Extracted text:
How an email could cost you your home in a mortgage closing scam
In today's The Perfect Scam podcast, meet a man who almost lost everything
Wire fraud scams during real estate transactions are perhaps the most believable kind of digital con I’ve ever seen. Buying or selling homes is already an incredibly stressful time. Consumers are classic “tourists” in the land of title companies and wire transfers, vulnerable because everything feels unfamiliar. Add to that this dastardly elelement: during an ongoing email dialog with your real estate agent, the victim receives a perfectly-in-context set of instructions on how and where to send their money.
In today’s episode of AARP’s The Perfect Scam podcast, we hear from someone who sent hundreds of thousands of dollars to such a criminal — and the race against time to get his money back.
It’s an important story. Wire fraud crime is soaring, according to federal authorities. And the crime gangs behind it have evolved into pseudo-religions; they believe they are playing to part of Robin Hood patriots, righting the wrongs of colonialism. I hope you’ll give this week’s Perfect Scam podcast a listen. Click play below, or click on this link.
INTRODUCTION:
Buying or selling a home is the biggest transaction many people ever engage in. Most of us do it only a handful of times in life. It's confusing. There's a swirl of paperwork, small details, and big money. There's a lot of hurry up and wait, a lot of tension. It's the perfect recipe for a perfect scam. There are nearly 2,000 real estate transactions taking place every hour in America, with almost 500 million dollars changing hands every hour. All that money makes for a very large target. When closing time comes, hundreds of thousands of dollars fly back and forth among the various parties usually via wire transfers and title companies. This method of transfer is usually secure, but if a criminal can trick someone into using the wrong wiring instructions, well, they can make off with hundreds of thousands of dollars in seemingly the blink of an eye. Wire fraud is an elaborate crime, often involving hacked realtor emails, fake companies, multi-hop international money laundering, and it's also become a way of life for people halfway around the globe one of our guests today says. It all adds up to a massive problem. There were 220 million dollars in wire transfer fraud loses in 2019, a 50% increase from the previous year. But behind every crime is a person. A person who might have lost all of their life savings or even lost their home. Let's meet one of them.
—PARTIAL TRANSCRIPT—
[00:25:26] Bob: Tom Cronkright thinks there's something more than money driving the increase in wire fraud. Something deeper.
[00:25:31] Tom Cronkright: We're doing some webinars with the Secret Service and other things nationally. We're doing a pre-call at noon, and the why behind cybercrime and these networks, it's, it's just becoming an ideology. This is transcending just monetary gain into a different identity in some of these countries which is why it's probably not going to slow down anytime soon. It has so much texture to it, unfortunately.

Information provided:
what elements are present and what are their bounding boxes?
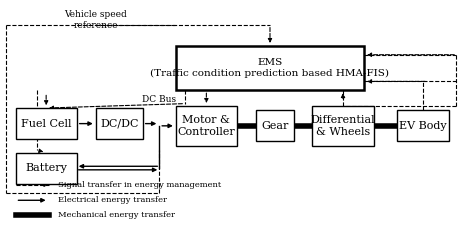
Text: Fuel Cell: Fuel Cell — [21, 119, 72, 129]
Text: Motor &
Controller: Motor & Controller — [177, 115, 235, 137]
Text: EV Body: EV Body — [399, 121, 447, 131]
Text: DC/DC: DC/DC — [100, 119, 138, 129]
FancyBboxPatch shape — [176, 106, 237, 146]
Text: Electrical energy transfer: Electrical energy transfer — [58, 196, 167, 204]
FancyBboxPatch shape — [96, 108, 143, 139]
FancyBboxPatch shape — [256, 110, 293, 141]
Text: Differential
& Wheels: Differential & Wheels — [311, 115, 375, 137]
FancyBboxPatch shape — [16, 153, 77, 184]
Text: Battery: Battery — [25, 163, 67, 173]
Text: Vehicle speed
reference: Vehicle speed reference — [64, 10, 127, 30]
FancyBboxPatch shape — [16, 108, 77, 139]
FancyBboxPatch shape — [176, 46, 364, 90]
FancyBboxPatch shape — [397, 110, 449, 141]
Text: Signal transfer in energy management: Signal transfer in energy management — [58, 181, 221, 189]
Text: Gear: Gear — [261, 121, 288, 131]
FancyBboxPatch shape — [312, 106, 374, 146]
Text: EMS
(Traffic condition prediction based HMA-FIS): EMS (Traffic condition prediction based … — [150, 58, 390, 78]
Text: Mechanical energy transfer: Mechanical energy transfer — [58, 211, 175, 219]
Text: DC Bus: DC Bus — [142, 94, 176, 104]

Exercise requirements:
[a] Using the mortgage scam article, decide whether each statement agrees with it. Answer yes or no for each and quote the deciding words. (i) Nearly 2,000 real estate transactions take place every hour in America. (ii) Wire transfer fraud losses in 2019 doubled from the previous year. (iii) Tom Cronkright expects cybercrime to slow down soon.
[b] Copy out the lines of the records that run from the line containing "Text: Fuel Cell: Fuel" through the line containing "FancyBboxPatch shape — [176, 106, 237, 146]", with both of those lines included.
The mortgage scam article and the records are unrelated material.

Results of the tasks:
[a]
(i) Yes: "There are nearly 2,000 real estate transactions taking place every hour in America"
(ii) No: "a 50% increase from the previous year"
(iii) No: "which is why it's probably not going to slow down anytime soon"

[b]
Text: Fuel Cell: Fuel Cell — [21, 119, 72, 129]
Text: Motor &
Controller: Motor & Controller — [177, 115, 235, 137]
Text: EV Body: EV Body — [399, 121, 447, 131]
Text: DC/DC: DC/DC — [100, 119, 138, 129]
FancyBboxPatch shape — [176, 106, 237, 146]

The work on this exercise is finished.